#### EXERCISE DETAILS
Answer these questions about the forum thread on inserting binary data into MySQL:
1. Which PHP and MySQL versions did the asker test on?
2. According to the asker's tests, how much slower was the bin2hex method, and how much more memory did it use?
3. According to the answer, how many output bytes does bin2hex() produce for each input byte?

## begin TEXT

12

I heard a rumor that when inserting binary data (files and such) into MySQL, you should use the bin2hex() function and send it as a HEX-coded value, rather than just use mysql_real_escape_string on the binary string and use that.

// That you should do
$hex = bin2hex($raw_bin);
$sql = "INSERT INTO `table`(`file`) VALUES (X'{$hex}')";

// Rather than
$bin = mysql_real_escape_string($raw_bin);
$sql = "INSERT INTO `table`(`file`) VALUES ('{$bin}')";

It is supposedly for performance reasons. Something to do with how MySQL handles large strings vs. how it handles HEX-coded values

However, I am having a hard time confirming this. All my tests indicate the exact oposite; that the bin2hex method is ~85% slower and uses ~24% more memory.
(I am testing this on PHP 5.3, MySQL 5.1, Win7 x64 - Using a farily simple insert loop.)

For instance, this graph shows the private memory usage of the mysqld process while the test code was running:

Private Bytes used by the mysqld process
(source: advefir.com)

Does anybody have any explainations or reasources that would clarify this?

Thanks.

Glorfindel
  • 19,729
  • 13
  • 67
  • 91
Atli
  • 7,479
  • 2
  • 27
  • 42
  • There might be a difference performance when you use `"INSERT INTO \`table\`(\`file\`) VALUES (X{$hex})";` (remove the quotes from aroud the hex value)? (+1 btw) – Jacco Apr 02 '10 at 10:47
  • @Jacco Thanks for the suggestion. I did a couple of tests and the two methods seem to perform almost identically. The `X'...'` method seems to have a slight edge though, both in memory and CPU usage. - I edited the results together and uploaded them, in case you are interested: http://atli.advefir.com/images/myisam_joined.png, http://atli.advefir.com/images/innodb_joined.png – Atli Apr 02 '10 at 15:01
  • Interesting, I would really like to a DBA to explain the 'why' here. – Jacco Apr 02 '10 at 16:04

4 Answers4

9

This sounds like an urban legend to me.

bin2hex() maps each byte in the input to two bytes in the output ('a' -> '61'), so you should notice a significant memory increase of the script performing the query - it should use at least as much memory more as the byte length of the binary data to be inserted.

## end TEXT
## begin DATASET ENTRIES

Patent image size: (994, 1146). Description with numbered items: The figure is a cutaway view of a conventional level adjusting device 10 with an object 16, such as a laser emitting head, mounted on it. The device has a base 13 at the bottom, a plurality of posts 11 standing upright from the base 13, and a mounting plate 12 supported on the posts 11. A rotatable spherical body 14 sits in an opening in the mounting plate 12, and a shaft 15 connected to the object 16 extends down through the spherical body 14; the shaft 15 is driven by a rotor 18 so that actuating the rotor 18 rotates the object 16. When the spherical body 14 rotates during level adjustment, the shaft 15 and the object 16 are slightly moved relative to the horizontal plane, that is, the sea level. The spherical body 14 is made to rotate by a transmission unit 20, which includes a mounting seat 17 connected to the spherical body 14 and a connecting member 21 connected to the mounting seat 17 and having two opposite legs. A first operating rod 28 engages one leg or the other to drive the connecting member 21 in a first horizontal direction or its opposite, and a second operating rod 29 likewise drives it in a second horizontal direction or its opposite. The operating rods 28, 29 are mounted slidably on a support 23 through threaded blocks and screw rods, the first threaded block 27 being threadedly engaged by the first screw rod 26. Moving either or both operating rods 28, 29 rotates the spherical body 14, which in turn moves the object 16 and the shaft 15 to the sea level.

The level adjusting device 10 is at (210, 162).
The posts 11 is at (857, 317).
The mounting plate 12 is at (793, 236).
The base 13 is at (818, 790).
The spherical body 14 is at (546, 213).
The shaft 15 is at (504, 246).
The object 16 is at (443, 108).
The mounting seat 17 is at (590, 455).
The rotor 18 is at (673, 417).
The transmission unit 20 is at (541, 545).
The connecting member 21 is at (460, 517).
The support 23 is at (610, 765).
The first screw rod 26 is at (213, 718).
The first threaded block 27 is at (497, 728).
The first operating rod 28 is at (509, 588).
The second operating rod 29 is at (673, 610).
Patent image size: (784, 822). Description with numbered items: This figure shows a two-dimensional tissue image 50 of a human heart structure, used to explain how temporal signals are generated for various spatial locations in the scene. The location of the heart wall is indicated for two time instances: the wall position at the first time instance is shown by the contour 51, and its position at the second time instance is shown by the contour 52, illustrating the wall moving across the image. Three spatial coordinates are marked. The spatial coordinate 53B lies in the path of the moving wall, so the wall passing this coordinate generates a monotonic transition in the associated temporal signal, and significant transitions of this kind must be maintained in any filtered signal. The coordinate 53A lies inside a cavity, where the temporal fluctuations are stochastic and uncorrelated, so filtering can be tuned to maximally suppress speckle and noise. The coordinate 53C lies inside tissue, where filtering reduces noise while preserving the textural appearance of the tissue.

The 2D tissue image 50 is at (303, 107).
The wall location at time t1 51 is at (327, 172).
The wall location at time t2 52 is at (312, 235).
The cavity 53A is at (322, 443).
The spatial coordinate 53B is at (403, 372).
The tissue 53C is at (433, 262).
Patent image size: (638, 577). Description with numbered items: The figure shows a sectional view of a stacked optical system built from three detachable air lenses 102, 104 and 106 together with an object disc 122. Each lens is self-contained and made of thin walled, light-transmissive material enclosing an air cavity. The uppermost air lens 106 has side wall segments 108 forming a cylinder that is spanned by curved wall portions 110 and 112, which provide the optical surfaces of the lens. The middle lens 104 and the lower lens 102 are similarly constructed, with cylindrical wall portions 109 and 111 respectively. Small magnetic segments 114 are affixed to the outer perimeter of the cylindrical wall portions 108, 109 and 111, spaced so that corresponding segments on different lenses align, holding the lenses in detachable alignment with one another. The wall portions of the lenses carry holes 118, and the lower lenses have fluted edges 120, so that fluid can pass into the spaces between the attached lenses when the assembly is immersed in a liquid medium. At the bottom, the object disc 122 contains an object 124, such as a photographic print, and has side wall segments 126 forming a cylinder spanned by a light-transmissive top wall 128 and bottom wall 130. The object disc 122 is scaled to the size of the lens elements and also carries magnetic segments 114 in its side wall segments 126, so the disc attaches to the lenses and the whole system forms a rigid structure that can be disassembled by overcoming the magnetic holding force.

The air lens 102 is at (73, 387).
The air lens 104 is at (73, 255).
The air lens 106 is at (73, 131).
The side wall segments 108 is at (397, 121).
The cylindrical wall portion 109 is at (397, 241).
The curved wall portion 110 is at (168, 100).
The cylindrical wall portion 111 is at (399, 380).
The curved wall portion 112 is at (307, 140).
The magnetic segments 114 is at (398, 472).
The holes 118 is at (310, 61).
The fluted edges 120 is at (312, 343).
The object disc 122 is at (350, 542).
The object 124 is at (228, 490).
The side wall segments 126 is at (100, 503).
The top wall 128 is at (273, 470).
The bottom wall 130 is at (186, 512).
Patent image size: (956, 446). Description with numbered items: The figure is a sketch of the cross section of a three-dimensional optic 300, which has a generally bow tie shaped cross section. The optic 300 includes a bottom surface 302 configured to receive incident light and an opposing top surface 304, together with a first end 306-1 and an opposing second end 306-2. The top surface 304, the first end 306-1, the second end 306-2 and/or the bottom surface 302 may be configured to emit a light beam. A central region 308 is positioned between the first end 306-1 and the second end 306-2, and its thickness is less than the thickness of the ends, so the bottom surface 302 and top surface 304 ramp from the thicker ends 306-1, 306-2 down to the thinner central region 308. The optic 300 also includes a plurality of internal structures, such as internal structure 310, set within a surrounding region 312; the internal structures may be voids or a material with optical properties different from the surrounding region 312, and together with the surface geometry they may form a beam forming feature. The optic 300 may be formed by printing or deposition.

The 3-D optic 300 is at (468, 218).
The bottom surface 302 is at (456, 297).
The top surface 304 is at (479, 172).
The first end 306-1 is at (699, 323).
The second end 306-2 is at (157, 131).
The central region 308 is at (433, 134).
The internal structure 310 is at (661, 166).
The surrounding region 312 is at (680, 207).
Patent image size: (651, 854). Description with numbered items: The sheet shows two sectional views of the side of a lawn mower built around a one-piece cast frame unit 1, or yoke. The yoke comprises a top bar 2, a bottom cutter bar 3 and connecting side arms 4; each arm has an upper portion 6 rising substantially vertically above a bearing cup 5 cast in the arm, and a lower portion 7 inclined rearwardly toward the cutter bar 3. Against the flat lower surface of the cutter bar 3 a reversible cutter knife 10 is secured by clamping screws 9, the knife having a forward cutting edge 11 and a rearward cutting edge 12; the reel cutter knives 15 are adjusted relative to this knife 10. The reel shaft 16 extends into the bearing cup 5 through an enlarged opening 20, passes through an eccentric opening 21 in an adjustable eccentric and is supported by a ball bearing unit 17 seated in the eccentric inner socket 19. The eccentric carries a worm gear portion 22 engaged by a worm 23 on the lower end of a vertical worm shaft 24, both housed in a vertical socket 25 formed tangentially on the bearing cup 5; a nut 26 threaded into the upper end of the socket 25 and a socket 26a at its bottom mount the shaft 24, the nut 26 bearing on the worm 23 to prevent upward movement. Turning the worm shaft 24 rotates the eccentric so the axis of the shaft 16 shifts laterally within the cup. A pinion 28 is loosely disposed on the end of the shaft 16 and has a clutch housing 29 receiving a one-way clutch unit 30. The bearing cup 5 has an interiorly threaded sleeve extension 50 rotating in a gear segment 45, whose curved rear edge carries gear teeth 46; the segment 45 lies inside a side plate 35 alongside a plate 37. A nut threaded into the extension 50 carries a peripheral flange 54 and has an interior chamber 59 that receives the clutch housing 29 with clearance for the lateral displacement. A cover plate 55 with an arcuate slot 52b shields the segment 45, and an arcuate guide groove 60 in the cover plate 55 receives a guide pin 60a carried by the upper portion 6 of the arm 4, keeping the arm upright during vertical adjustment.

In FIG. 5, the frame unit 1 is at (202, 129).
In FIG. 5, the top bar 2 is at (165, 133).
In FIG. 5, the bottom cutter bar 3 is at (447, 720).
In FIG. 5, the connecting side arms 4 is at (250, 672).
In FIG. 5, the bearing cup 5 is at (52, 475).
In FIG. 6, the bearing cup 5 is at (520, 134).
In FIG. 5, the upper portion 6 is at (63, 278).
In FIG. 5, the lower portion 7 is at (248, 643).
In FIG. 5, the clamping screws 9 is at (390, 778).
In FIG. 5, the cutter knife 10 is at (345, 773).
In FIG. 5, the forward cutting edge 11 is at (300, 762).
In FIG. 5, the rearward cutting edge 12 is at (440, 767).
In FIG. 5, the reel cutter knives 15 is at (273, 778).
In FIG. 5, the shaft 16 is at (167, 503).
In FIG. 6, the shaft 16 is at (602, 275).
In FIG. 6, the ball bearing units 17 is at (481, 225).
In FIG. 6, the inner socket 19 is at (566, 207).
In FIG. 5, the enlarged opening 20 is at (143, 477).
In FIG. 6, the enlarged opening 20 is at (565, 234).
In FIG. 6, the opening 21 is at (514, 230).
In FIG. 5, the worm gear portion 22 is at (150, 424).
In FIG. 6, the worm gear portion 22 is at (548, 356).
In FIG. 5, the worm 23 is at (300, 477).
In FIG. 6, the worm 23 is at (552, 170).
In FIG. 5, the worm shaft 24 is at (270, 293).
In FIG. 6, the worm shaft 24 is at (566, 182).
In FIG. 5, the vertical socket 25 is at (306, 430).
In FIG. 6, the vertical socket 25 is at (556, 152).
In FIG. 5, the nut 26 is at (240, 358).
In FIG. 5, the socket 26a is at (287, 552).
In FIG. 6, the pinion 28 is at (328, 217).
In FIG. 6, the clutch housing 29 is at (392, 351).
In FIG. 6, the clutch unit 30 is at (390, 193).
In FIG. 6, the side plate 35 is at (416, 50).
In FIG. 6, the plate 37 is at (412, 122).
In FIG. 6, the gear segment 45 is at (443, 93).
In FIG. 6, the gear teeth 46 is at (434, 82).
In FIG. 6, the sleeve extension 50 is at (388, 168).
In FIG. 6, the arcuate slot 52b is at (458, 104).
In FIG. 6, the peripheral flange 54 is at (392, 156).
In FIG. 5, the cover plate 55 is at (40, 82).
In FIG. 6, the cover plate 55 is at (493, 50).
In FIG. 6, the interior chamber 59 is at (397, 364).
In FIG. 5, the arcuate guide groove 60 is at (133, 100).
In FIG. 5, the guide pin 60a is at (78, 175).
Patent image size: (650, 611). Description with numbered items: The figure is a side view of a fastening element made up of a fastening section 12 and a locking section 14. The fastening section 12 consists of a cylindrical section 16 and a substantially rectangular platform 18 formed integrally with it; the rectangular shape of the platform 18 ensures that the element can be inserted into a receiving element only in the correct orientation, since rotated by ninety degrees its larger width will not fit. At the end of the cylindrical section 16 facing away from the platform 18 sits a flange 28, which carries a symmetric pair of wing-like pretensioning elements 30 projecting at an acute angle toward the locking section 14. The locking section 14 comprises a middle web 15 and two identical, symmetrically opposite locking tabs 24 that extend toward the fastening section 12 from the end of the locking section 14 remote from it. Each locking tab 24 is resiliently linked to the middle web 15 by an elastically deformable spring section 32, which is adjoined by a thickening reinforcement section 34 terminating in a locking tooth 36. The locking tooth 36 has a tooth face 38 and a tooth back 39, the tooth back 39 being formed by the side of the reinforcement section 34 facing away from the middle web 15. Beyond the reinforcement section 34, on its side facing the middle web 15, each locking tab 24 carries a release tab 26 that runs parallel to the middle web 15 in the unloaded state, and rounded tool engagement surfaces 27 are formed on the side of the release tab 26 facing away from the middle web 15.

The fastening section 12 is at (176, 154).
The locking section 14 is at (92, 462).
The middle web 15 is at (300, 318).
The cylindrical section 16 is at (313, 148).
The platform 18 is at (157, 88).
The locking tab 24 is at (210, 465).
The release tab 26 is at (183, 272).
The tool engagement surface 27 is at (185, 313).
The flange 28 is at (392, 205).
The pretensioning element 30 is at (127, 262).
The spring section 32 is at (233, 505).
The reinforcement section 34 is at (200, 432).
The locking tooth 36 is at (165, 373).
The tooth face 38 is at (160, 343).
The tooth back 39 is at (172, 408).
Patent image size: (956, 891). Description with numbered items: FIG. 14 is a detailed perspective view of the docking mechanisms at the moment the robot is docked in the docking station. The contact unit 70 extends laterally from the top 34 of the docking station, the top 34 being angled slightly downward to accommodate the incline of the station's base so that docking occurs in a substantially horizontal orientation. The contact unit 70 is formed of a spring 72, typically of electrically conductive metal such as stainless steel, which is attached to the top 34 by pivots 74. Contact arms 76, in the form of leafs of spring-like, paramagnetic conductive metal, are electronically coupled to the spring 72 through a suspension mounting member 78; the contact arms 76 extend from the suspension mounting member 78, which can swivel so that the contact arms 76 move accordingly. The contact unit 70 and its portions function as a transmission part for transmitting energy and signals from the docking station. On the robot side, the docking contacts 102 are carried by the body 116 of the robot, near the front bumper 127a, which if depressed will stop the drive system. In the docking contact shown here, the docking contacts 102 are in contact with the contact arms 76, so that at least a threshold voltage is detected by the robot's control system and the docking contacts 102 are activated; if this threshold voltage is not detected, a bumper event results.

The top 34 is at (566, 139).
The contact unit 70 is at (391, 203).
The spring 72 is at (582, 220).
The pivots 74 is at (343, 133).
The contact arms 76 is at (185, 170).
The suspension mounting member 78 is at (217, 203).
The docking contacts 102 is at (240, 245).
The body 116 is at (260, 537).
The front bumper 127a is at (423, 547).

## end DATASET ENTRIES

#### THE RESPONSE
1. PHP 5.3 and MySQL 5.1.
2. About 85% slower, using about 24% more memory.
3. Two bytes.